### WORK TO BE COMPLETED
Check every line below for the word "alors" and show those that hold it.
---------------
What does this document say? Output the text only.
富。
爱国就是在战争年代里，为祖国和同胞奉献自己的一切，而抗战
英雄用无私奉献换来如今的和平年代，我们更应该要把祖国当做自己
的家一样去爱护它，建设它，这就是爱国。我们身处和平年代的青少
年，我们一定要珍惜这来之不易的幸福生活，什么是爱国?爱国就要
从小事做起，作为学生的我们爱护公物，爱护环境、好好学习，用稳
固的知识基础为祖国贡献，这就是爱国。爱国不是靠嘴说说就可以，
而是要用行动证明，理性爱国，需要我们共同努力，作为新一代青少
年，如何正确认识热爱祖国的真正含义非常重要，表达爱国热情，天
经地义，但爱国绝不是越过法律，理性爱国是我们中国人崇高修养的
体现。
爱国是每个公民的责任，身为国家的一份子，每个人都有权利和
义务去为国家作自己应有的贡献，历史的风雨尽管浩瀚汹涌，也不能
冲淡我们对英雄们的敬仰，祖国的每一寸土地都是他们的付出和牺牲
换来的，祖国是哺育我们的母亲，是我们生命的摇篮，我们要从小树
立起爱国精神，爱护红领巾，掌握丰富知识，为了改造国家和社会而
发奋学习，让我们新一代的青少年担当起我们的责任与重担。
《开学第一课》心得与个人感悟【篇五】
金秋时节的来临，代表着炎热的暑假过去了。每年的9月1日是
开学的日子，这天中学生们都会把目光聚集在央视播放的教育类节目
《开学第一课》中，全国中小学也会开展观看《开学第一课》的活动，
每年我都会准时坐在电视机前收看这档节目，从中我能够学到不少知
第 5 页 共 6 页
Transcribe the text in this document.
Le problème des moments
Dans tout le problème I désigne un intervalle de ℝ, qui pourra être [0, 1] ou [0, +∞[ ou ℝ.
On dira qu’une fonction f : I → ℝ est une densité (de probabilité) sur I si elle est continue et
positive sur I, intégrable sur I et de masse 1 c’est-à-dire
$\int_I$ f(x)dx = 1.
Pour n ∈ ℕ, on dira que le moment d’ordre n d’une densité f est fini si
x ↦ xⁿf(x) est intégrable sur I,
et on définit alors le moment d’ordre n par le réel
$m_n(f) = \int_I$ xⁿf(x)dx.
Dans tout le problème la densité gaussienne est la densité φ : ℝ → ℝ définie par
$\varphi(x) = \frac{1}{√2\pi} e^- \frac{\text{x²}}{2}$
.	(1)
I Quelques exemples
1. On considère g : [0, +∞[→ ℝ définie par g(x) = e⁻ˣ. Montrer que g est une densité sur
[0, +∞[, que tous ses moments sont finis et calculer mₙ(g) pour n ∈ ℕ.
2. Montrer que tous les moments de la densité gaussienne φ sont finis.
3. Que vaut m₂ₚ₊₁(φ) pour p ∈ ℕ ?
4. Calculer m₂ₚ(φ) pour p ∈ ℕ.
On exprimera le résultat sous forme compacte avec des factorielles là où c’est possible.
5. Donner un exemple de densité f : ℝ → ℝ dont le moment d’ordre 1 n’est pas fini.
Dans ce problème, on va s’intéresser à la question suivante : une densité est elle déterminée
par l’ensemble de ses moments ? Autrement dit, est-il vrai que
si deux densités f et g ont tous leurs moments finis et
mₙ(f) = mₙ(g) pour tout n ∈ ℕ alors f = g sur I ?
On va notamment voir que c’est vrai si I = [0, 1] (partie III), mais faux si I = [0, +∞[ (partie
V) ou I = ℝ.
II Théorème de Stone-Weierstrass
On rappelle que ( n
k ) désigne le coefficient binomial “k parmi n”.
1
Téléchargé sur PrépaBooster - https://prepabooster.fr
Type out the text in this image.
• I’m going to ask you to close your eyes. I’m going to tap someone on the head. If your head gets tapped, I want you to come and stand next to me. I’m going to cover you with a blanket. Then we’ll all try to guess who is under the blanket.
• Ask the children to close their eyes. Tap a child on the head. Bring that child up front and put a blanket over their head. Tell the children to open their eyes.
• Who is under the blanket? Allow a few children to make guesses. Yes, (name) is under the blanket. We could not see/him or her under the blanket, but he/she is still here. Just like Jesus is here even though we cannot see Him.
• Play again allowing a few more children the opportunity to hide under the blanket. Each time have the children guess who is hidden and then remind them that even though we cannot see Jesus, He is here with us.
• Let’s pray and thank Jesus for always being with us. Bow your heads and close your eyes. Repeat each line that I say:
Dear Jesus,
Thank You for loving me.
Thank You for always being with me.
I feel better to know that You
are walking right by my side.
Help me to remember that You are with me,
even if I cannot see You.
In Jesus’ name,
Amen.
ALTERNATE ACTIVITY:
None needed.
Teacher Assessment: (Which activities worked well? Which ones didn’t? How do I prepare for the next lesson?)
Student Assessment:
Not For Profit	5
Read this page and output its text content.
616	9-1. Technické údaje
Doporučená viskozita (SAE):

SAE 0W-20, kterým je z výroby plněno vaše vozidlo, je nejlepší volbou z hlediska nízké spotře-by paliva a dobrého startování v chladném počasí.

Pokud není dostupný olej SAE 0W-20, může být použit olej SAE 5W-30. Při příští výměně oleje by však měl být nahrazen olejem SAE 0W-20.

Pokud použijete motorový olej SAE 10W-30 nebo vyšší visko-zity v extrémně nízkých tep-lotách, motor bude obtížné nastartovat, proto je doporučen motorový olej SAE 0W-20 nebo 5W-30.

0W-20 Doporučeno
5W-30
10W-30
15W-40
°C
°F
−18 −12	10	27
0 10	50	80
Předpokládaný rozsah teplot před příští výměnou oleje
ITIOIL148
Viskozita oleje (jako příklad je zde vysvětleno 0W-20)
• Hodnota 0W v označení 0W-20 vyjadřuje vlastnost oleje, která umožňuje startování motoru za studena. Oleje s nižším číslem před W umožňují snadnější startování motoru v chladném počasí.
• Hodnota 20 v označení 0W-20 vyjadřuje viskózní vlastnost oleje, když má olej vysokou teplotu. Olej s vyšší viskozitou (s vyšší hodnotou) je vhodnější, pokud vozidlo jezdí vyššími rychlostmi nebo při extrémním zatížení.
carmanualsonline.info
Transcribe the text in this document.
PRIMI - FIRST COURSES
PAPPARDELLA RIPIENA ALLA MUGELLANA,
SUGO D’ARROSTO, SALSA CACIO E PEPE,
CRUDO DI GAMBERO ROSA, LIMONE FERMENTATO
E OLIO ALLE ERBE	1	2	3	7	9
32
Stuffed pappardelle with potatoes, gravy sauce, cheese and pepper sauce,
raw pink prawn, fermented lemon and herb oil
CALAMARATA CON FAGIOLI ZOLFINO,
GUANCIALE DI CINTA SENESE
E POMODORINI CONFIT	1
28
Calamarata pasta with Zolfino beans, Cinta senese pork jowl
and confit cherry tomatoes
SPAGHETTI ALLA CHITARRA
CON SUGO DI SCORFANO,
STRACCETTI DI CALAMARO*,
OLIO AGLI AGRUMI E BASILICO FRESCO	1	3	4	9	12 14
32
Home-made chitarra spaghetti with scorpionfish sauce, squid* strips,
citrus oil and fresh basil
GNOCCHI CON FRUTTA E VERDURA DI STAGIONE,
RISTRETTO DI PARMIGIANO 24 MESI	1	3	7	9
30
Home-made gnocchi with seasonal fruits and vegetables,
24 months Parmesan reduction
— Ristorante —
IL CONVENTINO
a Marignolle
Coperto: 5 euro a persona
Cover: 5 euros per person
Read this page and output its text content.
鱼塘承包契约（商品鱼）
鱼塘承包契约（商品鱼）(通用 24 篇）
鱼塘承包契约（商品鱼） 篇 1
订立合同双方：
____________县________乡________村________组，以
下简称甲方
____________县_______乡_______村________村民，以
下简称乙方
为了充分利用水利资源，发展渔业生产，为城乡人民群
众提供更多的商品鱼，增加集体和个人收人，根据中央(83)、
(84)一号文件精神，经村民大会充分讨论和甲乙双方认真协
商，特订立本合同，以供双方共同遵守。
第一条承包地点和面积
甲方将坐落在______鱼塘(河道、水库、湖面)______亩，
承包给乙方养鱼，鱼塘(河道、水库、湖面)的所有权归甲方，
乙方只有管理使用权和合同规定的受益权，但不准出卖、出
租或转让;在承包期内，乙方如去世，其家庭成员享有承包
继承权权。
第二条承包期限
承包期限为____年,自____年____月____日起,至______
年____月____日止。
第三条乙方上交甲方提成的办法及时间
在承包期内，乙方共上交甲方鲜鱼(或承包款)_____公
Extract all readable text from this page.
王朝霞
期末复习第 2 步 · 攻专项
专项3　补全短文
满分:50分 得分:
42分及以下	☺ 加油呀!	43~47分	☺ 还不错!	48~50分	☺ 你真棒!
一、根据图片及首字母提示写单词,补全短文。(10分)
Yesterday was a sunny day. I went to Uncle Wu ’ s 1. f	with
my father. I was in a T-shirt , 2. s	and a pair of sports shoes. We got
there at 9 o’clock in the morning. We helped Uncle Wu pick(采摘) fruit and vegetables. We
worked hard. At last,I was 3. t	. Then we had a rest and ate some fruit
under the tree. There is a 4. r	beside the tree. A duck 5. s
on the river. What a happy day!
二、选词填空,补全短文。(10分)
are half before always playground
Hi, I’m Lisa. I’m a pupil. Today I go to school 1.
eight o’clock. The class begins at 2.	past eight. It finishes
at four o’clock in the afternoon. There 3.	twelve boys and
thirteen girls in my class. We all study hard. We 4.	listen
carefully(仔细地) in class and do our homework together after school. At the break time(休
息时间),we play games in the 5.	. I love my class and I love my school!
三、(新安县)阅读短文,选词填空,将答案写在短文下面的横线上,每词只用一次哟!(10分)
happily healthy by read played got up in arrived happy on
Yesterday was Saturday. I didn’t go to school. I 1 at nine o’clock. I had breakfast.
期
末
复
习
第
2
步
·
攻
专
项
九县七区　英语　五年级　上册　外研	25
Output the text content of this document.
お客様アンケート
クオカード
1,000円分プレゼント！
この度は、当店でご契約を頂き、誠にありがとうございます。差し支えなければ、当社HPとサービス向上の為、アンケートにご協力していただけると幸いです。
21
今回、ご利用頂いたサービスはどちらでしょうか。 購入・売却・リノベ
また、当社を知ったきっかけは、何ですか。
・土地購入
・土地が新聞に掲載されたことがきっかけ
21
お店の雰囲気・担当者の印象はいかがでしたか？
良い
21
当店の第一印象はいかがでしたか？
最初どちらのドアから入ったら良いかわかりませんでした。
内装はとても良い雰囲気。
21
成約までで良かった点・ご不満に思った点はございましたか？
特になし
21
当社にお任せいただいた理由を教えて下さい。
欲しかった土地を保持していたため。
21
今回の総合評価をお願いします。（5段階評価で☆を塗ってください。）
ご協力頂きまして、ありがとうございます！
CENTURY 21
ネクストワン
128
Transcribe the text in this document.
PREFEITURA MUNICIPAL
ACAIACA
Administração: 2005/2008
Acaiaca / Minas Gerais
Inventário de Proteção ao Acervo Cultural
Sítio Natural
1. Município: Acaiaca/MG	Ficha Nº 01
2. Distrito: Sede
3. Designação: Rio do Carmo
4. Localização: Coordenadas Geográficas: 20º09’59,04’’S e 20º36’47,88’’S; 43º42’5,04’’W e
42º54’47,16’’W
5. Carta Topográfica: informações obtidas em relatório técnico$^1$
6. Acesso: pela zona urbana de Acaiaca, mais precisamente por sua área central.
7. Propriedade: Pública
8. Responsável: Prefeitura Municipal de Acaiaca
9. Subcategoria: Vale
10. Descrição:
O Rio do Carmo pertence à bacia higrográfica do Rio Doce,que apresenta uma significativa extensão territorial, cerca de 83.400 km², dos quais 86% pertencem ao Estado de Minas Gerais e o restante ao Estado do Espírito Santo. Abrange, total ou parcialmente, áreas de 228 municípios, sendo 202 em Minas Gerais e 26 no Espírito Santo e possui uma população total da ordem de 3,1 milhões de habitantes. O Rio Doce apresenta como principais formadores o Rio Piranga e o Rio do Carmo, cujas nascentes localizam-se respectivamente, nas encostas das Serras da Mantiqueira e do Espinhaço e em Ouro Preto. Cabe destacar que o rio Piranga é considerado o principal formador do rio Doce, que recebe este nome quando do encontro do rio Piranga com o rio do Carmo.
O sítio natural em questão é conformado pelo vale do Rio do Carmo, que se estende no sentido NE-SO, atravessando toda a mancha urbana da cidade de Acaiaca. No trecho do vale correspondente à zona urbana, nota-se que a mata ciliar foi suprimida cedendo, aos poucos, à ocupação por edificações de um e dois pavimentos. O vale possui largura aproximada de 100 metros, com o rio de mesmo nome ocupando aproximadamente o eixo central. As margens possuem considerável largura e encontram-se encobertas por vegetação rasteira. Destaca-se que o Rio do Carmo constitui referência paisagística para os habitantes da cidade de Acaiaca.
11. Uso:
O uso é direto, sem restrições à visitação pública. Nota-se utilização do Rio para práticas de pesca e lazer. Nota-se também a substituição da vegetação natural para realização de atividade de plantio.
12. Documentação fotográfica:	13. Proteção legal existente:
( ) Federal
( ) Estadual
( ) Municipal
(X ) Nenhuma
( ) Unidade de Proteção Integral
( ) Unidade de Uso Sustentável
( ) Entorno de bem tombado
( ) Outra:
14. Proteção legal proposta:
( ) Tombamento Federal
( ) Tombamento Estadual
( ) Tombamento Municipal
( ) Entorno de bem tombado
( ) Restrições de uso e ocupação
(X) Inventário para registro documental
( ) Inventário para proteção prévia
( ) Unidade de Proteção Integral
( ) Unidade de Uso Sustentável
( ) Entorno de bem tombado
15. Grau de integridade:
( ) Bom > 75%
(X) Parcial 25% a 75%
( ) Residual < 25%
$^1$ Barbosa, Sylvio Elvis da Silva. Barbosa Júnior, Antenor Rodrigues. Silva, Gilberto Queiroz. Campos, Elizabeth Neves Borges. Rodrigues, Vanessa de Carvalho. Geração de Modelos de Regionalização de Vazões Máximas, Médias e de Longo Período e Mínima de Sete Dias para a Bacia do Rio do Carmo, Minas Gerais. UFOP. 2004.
---------------
### FULL OUTPUT
et on définit alors le moment d’ordre n par le réel
mₙ(f) = mₙ(g) pour tout n ∈ ℕ alors f = g sur I ?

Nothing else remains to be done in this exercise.